Below are some records. Pull every line that contains the word "data".

------------------------------

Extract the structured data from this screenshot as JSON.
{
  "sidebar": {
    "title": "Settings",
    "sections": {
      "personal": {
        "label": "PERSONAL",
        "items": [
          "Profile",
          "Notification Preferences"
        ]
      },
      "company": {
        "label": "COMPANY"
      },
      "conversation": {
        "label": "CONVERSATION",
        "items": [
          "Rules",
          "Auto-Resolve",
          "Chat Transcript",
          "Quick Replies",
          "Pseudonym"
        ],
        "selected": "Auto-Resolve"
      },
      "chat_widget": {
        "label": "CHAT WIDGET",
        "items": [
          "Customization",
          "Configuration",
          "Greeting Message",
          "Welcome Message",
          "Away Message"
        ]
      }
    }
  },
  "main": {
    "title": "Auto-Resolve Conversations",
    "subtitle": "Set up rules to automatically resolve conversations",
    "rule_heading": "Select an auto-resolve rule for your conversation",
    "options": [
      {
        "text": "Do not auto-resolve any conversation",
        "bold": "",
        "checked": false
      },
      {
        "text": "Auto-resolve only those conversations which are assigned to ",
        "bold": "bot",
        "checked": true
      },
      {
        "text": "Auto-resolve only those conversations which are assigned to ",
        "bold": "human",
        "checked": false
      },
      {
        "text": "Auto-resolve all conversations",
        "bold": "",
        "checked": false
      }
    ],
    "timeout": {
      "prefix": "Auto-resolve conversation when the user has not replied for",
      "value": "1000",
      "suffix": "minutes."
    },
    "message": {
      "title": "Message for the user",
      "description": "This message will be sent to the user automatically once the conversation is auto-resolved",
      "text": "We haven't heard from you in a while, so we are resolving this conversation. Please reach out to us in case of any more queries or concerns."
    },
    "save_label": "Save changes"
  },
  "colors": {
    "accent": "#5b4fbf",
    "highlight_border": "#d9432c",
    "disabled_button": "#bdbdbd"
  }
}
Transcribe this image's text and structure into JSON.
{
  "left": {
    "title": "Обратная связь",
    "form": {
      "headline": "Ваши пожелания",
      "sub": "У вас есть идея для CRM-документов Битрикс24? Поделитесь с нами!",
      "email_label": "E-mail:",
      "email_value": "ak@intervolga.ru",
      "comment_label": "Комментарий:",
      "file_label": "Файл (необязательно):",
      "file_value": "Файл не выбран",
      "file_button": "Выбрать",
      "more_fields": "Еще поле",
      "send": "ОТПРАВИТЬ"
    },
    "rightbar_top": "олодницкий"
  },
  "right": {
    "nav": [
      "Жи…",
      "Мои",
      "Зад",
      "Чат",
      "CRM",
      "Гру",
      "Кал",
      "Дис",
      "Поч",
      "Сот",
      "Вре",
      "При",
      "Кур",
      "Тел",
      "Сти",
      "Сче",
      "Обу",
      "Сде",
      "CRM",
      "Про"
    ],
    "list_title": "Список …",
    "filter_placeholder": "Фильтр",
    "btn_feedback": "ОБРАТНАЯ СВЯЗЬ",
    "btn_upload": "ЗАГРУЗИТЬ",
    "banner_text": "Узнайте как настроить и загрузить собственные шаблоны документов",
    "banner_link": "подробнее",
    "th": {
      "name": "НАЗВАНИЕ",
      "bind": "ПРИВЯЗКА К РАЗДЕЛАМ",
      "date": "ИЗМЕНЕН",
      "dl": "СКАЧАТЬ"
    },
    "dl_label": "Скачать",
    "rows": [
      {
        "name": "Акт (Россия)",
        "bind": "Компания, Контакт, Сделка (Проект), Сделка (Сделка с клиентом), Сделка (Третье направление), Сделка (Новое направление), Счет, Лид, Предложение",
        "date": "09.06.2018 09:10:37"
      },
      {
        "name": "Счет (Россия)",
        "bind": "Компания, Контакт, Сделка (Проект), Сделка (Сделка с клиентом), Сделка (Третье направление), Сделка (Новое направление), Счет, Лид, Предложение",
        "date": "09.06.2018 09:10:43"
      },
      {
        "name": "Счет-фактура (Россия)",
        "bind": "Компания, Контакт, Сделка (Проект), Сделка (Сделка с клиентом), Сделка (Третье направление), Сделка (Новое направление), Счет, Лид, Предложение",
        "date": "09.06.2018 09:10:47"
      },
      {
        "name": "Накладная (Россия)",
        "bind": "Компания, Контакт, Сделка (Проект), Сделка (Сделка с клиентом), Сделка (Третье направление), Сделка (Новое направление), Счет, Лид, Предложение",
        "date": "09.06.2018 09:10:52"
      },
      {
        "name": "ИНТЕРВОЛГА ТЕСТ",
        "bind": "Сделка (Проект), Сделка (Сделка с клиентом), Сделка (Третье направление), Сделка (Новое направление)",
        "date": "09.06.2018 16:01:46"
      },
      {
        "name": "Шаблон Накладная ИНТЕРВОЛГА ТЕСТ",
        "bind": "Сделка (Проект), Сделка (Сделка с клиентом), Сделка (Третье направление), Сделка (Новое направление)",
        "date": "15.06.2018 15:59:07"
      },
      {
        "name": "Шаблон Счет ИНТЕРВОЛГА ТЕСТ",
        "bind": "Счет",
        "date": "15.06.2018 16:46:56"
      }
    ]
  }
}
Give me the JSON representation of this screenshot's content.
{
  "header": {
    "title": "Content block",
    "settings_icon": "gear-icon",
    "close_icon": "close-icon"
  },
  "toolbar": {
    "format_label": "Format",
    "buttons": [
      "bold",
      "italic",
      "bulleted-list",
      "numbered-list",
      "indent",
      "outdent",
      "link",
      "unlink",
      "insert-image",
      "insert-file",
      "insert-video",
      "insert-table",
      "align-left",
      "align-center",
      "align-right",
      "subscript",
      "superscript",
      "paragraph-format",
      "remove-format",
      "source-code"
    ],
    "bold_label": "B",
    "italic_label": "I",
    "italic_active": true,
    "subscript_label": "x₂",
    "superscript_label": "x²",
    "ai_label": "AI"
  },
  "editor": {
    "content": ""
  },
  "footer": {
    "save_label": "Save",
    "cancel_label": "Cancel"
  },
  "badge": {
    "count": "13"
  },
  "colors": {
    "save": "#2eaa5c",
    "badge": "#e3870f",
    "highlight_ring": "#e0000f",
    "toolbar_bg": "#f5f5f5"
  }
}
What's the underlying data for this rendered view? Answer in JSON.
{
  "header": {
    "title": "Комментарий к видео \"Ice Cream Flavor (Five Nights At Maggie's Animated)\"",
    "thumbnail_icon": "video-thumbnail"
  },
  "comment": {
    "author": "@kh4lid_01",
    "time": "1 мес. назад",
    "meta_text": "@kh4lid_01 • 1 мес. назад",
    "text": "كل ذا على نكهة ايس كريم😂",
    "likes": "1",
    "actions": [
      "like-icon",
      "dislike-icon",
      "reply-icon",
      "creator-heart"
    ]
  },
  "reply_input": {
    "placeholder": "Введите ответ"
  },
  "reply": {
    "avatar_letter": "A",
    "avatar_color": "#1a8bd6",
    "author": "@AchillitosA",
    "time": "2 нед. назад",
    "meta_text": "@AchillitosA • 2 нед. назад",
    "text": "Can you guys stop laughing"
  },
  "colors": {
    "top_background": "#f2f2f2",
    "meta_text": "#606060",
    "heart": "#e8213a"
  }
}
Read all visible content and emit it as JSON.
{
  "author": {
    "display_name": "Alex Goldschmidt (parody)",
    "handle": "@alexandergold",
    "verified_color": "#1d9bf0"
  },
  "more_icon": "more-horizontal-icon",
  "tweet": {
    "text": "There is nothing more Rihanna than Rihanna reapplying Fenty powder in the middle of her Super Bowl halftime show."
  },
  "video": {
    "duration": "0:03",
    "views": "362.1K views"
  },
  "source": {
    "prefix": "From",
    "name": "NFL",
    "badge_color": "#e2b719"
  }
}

------------------------------

Response for this exercise:
Extract the structured data from this screenshot as JSON.
What's the underlying data for this rendered view? Answer in JSON.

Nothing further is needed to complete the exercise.